Exercise requirements: What lines of the data include the string "title"? Copy them all.

— start —

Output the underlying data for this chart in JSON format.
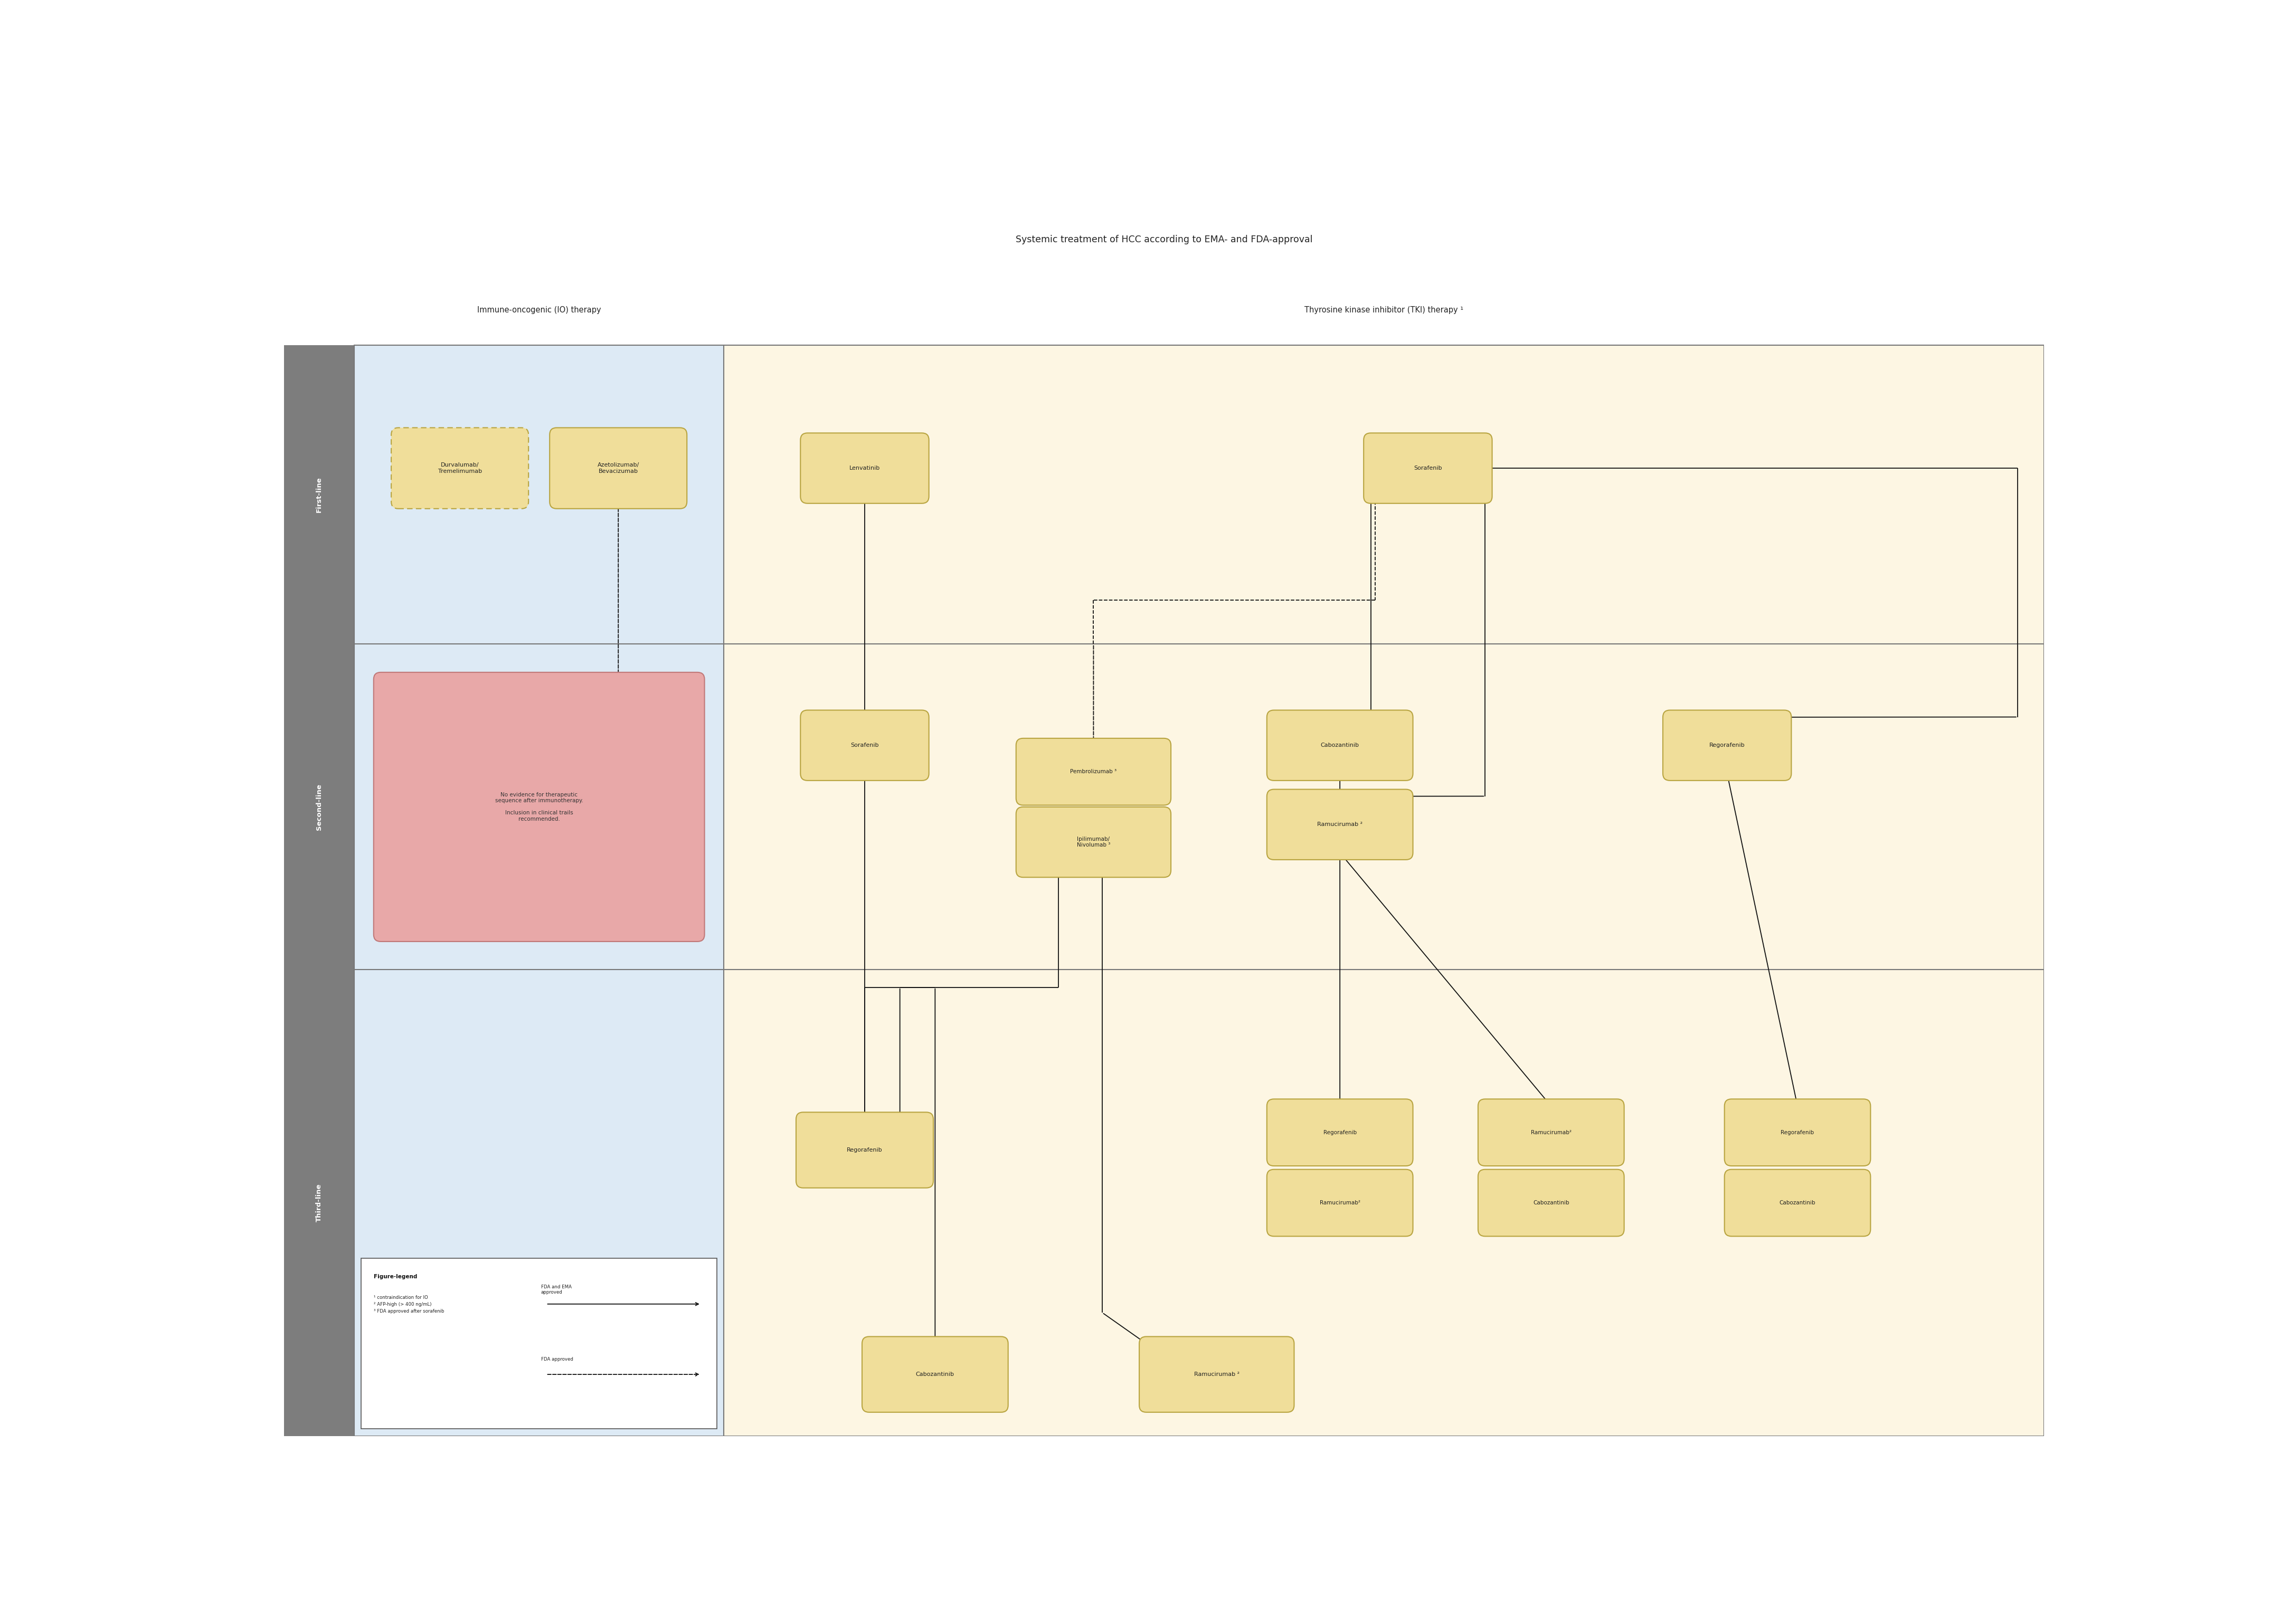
{
  "title": "Systemic treatment of HCC according to EMA- and FDA-approval",
  "col_io": "Immune-oncogenic (IO) therapy",
  "col_tki": "Thyrosine kinase inhibitor (TKI) therapy ¹",
  "row_labels": [
    "First-line",
    "Second-line",
    "Third-line"
  ],
  "bg_white": "#ffffff",
  "bg_io": "#ddeaf5",
  "bg_tki": "#fdf6e3",
  "bg_sidebar": "#7d7d7d",
  "box_fill": "#f0de9a",
  "box_edge": "#b8a440",
  "pink_fill": "#e8a8a8",
  "pink_edge": "#c07878",
  "arrow_color": "#111111",
  "divider": "#777777",
  "text_dark": "#222222"
}
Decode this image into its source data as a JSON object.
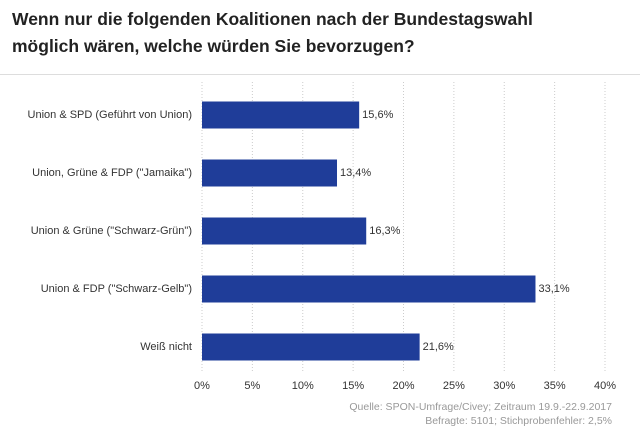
{
  "chart_data": {
    "type": "bar",
    "orientation": "horizontal",
    "title": "Wenn nur die folgenden Koalitionen nach der Bundestagswahl möglich wären, welche würden Sie bevorzugen?",
    "categories": [
      "Union & SPD (Geführt von Union)",
      "Union, Grüne & FDP (\"Jamaika\")",
      "Union & Grüne (\"Schwarz-Grün\")",
      "Union & FDP (\"Schwarz-Gelb\")",
      "Weiß nicht"
    ],
    "values": [
      15.6,
      13.4,
      16.3,
      33.1,
      21.6
    ],
    "value_labels": [
      "15,6%",
      "13,4%",
      "16,3%",
      "33,1%",
      "21,6%"
    ],
    "color": "#1f3d99",
    "xlim": [
      0,
      40
    ],
    "xticks": [
      {
        "value": 0,
        "label": "0%"
      },
      {
        "value": 5,
        "label": "5%"
      },
      {
        "value": 10,
        "label": "10%"
      },
      {
        "value": 15,
        "label": "15%"
      },
      {
        "value": 20,
        "label": "20%"
      },
      {
        "value": 25,
        "label": "25%"
      },
      {
        "value": 30,
        "label": "30%"
      },
      {
        "value": 35,
        "label": "35%"
      },
      {
        "value": 40,
        "label": "40%"
      }
    ],
    "grid": true,
    "source": [
      "Quelle: SPON-Umfrage/Civey; Zeitraum 19.9.-22.9.2017",
      "Befragte: 5101; Stichprobenfehler: 2,5%"
    ]
  }
}
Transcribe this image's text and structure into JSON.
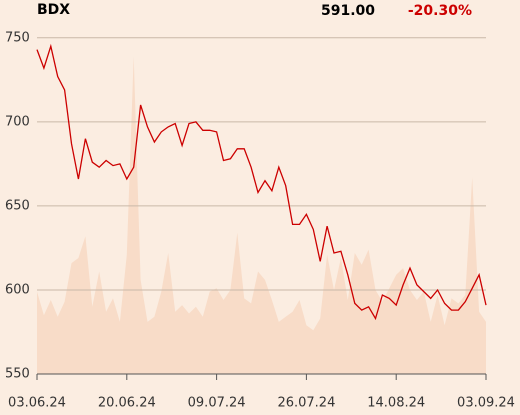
{
  "chart_data": {
    "type": "line",
    "title": "BDX",
    "price": "591.00",
    "change": "-20.30%",
    "categories": [
      "03.06.24",
      null,
      null,
      null,
      null,
      null,
      null,
      null,
      null,
      null,
      null,
      null,
      null,
      "20.06.24",
      null,
      null,
      null,
      null,
      null,
      null,
      null,
      null,
      null,
      null,
      null,
      null,
      "09.07.24",
      null,
      null,
      null,
      null,
      null,
      null,
      null,
      null,
      null,
      null,
      null,
      null,
      "26.07.24",
      null,
      null,
      null,
      null,
      null,
      null,
      null,
      null,
      null,
      null,
      null,
      null,
      "14.08.24",
      null,
      null,
      null,
      null,
      null,
      null,
      null,
      null,
      null,
      null,
      null,
      null,
      "03.09.24"
    ],
    "series": [
      {
        "type": "area",
        "color": "#f8dcc8",
        "values": [
          599,
          585,
          594,
          584,
          593,
          616,
          619,
          632,
          590,
          611,
          587,
          595,
          581,
          621,
          739,
          606,
          581,
          584,
          599,
          622,
          587,
          591,
          586,
          590,
          584,
          599,
          601,
          594,
          600,
          634,
          595,
          592,
          611,
          606,
          594,
          581,
          584,
          587,
          594,
          579,
          576,
          583,
          621,
          600,
          619,
          594,
          622,
          615,
          624,
          600,
          593,
          601,
          609,
          613,
          600,
          594,
          599,
          581,
          597,
          579,
          595,
          592,
          597,
          667,
          587,
          581
        ]
      },
      {
        "type": "line",
        "color": "#cc0000",
        "values": [
          743,
          732,
          745,
          727,
          719,
          687,
          666,
          690,
          676,
          673,
          677,
          674,
          675,
          666,
          673,
          710,
          697,
          688,
          694,
          697,
          699,
          686,
          699,
          700,
          695,
          695,
          694,
          677,
          678,
          684,
          684,
          673,
          658,
          665,
          659,
          673,
          662,
          639,
          639,
          645,
          636,
          617,
          638,
          622,
          623,
          609,
          592,
          588,
          590,
          583,
          597,
          595,
          591,
          603,
          613,
          603,
          599,
          595,
          600,
          592,
          588,
          588,
          593,
          601,
          609,
          591
        ]
      }
    ],
    "ylim": [
      550,
      760
    ],
    "yticks": [
      550,
      600,
      650,
      700,
      750
    ],
    "grid": true
  }
}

— end —

Response for this exercise:
  "title": "Systemic treatment of HCC according to EMA- and FDA-approval",
    "title": "Wenn nur die folgenden Koalitionen nach der Bundestagswahl möglich wären, welche würden Sie bevorzugen?",
    "title": "BDX",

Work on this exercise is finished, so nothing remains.